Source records
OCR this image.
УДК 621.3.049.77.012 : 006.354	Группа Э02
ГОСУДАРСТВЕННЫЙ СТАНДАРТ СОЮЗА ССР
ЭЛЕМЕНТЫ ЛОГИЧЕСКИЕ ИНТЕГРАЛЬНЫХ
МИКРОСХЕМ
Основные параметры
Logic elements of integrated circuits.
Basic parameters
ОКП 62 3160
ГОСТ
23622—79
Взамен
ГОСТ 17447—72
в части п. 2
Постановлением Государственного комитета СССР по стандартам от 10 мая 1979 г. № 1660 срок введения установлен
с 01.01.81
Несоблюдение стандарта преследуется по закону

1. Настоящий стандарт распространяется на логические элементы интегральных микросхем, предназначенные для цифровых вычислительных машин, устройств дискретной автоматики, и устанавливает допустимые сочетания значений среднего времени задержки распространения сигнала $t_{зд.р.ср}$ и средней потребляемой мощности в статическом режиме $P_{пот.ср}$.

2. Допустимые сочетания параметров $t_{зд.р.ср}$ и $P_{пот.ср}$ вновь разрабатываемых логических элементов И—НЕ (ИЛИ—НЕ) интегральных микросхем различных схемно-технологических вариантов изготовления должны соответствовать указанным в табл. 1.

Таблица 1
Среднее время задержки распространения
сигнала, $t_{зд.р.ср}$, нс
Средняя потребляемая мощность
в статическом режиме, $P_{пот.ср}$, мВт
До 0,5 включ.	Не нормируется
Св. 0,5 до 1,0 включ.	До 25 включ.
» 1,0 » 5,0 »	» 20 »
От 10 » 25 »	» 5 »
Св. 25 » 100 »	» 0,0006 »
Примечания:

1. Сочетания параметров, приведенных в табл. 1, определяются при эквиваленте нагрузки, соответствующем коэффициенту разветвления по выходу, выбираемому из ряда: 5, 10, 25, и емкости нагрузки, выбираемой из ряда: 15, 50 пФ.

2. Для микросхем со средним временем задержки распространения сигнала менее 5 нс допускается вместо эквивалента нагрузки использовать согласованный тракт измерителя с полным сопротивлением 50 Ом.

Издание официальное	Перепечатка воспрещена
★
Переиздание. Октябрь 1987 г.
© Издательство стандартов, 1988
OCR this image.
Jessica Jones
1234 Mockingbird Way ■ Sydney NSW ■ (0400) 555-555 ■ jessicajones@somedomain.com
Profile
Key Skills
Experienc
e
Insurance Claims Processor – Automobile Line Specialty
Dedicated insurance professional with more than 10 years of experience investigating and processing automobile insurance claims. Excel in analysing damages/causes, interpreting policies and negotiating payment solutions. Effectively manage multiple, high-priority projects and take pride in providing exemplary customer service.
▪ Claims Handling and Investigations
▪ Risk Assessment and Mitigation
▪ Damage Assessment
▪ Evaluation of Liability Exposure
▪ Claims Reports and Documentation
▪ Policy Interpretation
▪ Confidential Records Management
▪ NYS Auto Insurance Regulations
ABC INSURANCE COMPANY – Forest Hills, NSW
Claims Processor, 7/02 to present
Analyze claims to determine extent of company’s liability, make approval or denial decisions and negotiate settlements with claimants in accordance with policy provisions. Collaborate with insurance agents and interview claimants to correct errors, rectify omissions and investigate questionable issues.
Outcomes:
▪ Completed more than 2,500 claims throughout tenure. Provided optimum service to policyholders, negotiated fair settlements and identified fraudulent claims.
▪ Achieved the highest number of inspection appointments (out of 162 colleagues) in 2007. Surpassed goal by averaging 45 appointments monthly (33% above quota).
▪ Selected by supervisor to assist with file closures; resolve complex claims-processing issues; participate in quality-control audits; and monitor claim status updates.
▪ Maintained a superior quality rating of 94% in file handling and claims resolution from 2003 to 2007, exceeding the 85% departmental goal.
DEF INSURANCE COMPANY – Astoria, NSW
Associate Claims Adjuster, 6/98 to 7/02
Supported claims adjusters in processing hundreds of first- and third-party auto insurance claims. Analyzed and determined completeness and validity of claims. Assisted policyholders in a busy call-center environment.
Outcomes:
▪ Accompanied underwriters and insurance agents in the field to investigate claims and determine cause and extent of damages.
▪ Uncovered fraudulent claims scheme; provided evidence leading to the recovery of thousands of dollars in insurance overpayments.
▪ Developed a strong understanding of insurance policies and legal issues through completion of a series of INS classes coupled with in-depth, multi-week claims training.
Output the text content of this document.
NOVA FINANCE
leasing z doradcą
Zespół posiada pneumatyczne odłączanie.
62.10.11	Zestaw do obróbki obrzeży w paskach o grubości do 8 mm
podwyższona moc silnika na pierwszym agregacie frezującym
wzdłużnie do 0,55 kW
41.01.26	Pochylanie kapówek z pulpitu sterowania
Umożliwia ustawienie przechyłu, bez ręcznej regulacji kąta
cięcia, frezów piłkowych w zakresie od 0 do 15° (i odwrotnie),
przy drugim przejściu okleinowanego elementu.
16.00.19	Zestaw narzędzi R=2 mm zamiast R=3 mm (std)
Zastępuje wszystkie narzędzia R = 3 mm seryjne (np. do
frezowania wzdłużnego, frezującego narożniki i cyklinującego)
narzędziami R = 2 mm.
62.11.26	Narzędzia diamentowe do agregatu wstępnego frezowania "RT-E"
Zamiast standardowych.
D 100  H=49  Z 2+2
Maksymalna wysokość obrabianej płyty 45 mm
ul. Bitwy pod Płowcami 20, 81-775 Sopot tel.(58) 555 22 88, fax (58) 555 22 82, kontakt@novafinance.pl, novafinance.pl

> To be done
Pull out every line containing "режиме".

> Result of this exercise
1. Настоящий стандарт распространяется на логические элементы интегральных микросхем, предназначенные для цифровых вычислительных машин, устройств дискретной автоматики, и устанавливает допустимые сочетания значений среднего времени задержки распространения сигнала $t_{зд.р.ср}$ и средней потребляемой мощности в статическом режиме $P_{пот.ср}$.
в статическом режиме, $P_{пот.ср}$, мВт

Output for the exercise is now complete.